--- start of Exercise materials ---

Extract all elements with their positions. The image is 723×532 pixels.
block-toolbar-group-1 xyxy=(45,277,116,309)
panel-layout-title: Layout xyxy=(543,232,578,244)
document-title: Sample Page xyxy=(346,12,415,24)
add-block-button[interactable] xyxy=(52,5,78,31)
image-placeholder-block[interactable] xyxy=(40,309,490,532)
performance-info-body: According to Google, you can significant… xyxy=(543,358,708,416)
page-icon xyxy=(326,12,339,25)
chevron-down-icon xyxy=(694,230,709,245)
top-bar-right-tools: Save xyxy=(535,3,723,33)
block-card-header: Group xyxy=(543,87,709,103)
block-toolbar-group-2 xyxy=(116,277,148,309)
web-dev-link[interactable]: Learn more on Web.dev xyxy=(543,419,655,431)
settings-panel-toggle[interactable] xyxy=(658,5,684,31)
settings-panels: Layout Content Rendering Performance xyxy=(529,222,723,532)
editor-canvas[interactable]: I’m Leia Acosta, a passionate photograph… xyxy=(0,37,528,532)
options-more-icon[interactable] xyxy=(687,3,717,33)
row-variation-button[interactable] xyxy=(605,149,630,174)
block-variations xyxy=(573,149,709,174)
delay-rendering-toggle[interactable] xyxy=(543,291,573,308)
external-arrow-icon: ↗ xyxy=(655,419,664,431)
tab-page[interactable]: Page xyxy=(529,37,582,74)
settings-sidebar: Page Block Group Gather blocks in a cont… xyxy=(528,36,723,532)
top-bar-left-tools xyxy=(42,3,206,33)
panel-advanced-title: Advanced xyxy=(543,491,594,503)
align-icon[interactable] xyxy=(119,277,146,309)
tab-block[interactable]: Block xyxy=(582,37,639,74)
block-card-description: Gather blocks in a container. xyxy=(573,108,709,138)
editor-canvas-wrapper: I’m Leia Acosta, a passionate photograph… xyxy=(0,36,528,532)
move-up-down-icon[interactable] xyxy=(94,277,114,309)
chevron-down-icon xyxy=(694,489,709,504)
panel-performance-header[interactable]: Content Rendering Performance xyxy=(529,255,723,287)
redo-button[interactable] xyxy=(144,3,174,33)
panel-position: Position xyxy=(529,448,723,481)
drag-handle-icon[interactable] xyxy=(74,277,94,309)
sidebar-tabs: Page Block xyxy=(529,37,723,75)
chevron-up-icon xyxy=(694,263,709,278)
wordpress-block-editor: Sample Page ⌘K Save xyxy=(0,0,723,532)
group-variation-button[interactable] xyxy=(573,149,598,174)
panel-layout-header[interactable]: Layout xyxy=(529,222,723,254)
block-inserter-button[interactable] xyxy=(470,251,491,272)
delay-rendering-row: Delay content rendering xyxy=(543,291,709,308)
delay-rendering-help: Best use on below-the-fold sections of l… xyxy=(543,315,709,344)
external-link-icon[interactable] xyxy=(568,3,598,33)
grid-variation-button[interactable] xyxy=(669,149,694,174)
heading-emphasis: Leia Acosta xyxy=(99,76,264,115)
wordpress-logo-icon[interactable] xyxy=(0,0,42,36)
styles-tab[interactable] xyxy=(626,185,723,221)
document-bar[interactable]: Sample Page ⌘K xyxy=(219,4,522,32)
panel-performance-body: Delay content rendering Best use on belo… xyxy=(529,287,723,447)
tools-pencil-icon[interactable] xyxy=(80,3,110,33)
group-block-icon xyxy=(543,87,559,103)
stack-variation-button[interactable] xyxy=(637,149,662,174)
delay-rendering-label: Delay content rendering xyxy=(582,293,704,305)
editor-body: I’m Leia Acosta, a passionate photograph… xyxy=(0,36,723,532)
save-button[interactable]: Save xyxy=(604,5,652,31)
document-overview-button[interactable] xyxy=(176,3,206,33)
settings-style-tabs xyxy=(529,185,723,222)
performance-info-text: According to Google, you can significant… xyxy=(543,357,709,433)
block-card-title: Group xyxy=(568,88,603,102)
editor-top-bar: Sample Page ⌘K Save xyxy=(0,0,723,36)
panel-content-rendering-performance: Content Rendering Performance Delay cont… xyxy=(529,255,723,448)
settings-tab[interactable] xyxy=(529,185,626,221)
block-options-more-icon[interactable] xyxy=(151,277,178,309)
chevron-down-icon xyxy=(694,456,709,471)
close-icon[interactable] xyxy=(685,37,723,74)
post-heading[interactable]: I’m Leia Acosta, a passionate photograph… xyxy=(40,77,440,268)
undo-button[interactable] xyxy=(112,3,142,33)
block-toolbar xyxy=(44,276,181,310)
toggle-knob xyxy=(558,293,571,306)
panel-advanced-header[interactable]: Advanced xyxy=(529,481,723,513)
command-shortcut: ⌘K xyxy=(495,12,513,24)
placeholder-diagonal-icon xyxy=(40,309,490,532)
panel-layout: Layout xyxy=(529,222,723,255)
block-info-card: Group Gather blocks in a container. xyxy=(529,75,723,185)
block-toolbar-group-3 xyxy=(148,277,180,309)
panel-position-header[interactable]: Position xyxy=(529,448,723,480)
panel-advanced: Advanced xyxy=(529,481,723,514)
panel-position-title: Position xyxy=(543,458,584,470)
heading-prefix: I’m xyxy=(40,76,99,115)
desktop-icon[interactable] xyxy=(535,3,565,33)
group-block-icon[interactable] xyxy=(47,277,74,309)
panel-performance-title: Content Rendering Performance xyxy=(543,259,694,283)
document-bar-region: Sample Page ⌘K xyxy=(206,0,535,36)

--- end of Exercise materials ---

◆ Problem ◆
Can you convert every line of the data above into a numbered list, leaving out any blank lines?

◆ In response ◆
1. Extract all elements with their positions. The image is 723×532 pixels.
2. block-toolbar-group-1 xyxy=(45,277,116,309)
3. panel-layout-title: Layout xyxy=(543,232,578,244)
4. document-title: Sample Page xyxy=(346,12,415,24)
5. add-block-button[interactable] xyxy=(52,5,78,31)
6. image-placeholder-block[interactable] xyxy=(40,309,490,532)
7. performance-info-body: According to Google, you can significant… xyxy=(543,358,708,416)
8. page-icon xyxy=(326,12,339,25)
9. chevron-down-icon xyxy=(694,230,709,245)
10. top-bar-right-tools: Save xyxy=(535,3,723,33)
11. block-card-header: Group xyxy=(543,87,709,103)
12. block-toolbar-group-2 xyxy=(116,277,148,309)
13. web-dev-link[interactable]: Learn more on Web.dev xyxy=(543,419,655,431)
14. settings-panel-toggle[interactable] xyxy=(658,5,684,31)
15. settings-panels: Layout Content Rendering Performance xyxy=(529,222,723,532)
16. editor-canvas[interactable]: I’m Leia Acosta, a passionate photograph… xyxy=(0,37,528,532)
17. options-more-icon[interactable] xyxy=(687,3,717,33)
18. row-variation-button[interactable] xyxy=(605,149,630,174)
19. block-variations xyxy=(573,149,709,174)
20. delay-rendering-toggle[interactable] xyxy=(543,291,573,308)
21. external-arrow-icon: ↗ xyxy=(655,419,664,431)
22. tab-page[interactable]: Page xyxy=(529,37,582,74)
23. settings-sidebar: Page Block Group Gather blocks in a cont… xyxy=(528,36,723,532)
24. top-bar-left-tools xyxy=(42,3,206,33)
25. panel-advanced-title: Advanced xyxy=(543,491,594,503)
26. align-icon[interactable] xyxy=(119,277,146,309)
27. tab-block[interactable]: Block xyxy=(582,37,639,74)
28. block-card-description: Gather blocks in a container. xyxy=(573,108,709,138)
29. editor-canvas-wrapper: I’m Leia Acosta, a passionate photograph… xyxy=(0,36,528,532)
30. move-up-down-icon[interactable] xyxy=(94,277,114,309)
31. chevron-down-icon xyxy=(694,489,709,504)
32. panel-performance-header[interactable]: Content Rendering Performance xyxy=(529,255,723,287)
33. redo-button[interactable] xyxy=(144,3,174,33)
34. panel-position: Position xyxy=(529,448,723,481)
35. drag-handle-icon[interactable] xyxy=(74,277,94,309)
36. sidebar-tabs: Page Block xyxy=(529,37,723,75)
37. chevron-up-icon xyxy=(694,263,709,278)
38. wordpress-block-editor: Sample Page ⌘K Save xyxy=(0,0,723,532)
39. group-variation-button[interactable] xyxy=(573,149,598,174)
40. panel-layout-header[interactable]: Layout xyxy=(529,222,723,254)
41. block-inserter-button[interactable] xyxy=(470,251,491,272)
42. delay-rendering-row: Delay content rendering xyxy=(543,291,709,308)
43. delay-rendering-help: Best use on below-the-fold sections of l… xyxy=(543,315,709,344)
44. external-link-icon[interactable] xyxy=(568,3,598,33)
45. grid-variation-button[interactable] xyxy=(669,149,694,174)
46. heading-emphasis: Leia Acosta xyxy=(99,76,264,115)
47. wordpress-logo-icon[interactable] xyxy=(0,0,42,36)
48. styles-tab[interactable] xyxy=(626,185,723,221)
49. document-bar[interactable]: Sample Page ⌘K xyxy=(219,4,522,32)
50. panel-performance-body: Delay content rendering Best use on belo… xyxy=(529,287,723,447)
51. tools-pencil-icon[interactable] xyxy=(80,3,110,33)
52. group-block-icon xyxy=(543,87,559,103)
53. stack-variation-button[interactable] xyxy=(637,149,662,174)
54. delay-rendering-label: Delay content rendering xyxy=(582,293,704,305)
55. editor-body: I’m Leia Acosta, a passionate photograph… xyxy=(0,36,723,532)
56. save-button[interactable]: Save xyxy=(604,5,652,31)
57. document-overview-button[interactable] xyxy=(176,3,206,33)
58. settings-style-tabs xyxy=(529,185,723,222)
59. performance-info-text: According to Google, you can significant… xyxy=(543,357,709,433)
60. block-card-title: Group xyxy=(568,88,603,102)
61. editor-top-bar: Sample Page ⌘K Save xyxy=(0,0,723,36)
62. panel-content-rendering-performance: Content Rendering Performance Delay cont… xyxy=(529,255,723,448)
63. settings-tab[interactable] xyxy=(529,185,626,221)
64. block-options-more-icon[interactable] xyxy=(151,277,178,309)
65. chevron-down-icon xyxy=(694,456,709,471)
66. close-icon[interactable] xyxy=(685,37,723,74)
67. post-heading[interactable]: I’m Leia Acosta, a passionate photograph… xyxy=(40,77,440,268)
68. undo-button[interactable] xyxy=(112,3,142,33)
69. block-toolbar xyxy=(44,276,181,310)
70. toggle-knob xyxy=(558,293,571,306)
71. panel-advanced-header[interactable]: Advanced xyxy=(529,481,723,513)
72. command-shortcut: ⌘K xyxy=(495,12,513,24)
73. placeholder-diagonal-icon xyxy=(40,309,490,532)
74. panel-layout: Layout xyxy=(529,222,723,255)
75. block-info-card: Group Gather blocks in a container. xyxy=(529,75,723,185)
76. block-toolbar-group-3 xyxy=(148,277,180,309)
77. panel-position-header[interactable]: Position xyxy=(529,448,723,480)
78. panel-advanced: Advanced xyxy=(529,481,723,514)
79. panel-position-title: Position xyxy=(543,458,584,470)
80. heading-prefix: I’m xyxy=(40,76,99,115)
81. desktop-icon[interactable] xyxy=(535,3,565,33)
82. group-block-icon[interactable] xyxy=(47,277,74,309)
83. panel-performance-title: Content Rendering Performance xyxy=(543,259,694,283)
84. document-bar-region: Sample Page ⌘K xyxy=(206,0,535,36)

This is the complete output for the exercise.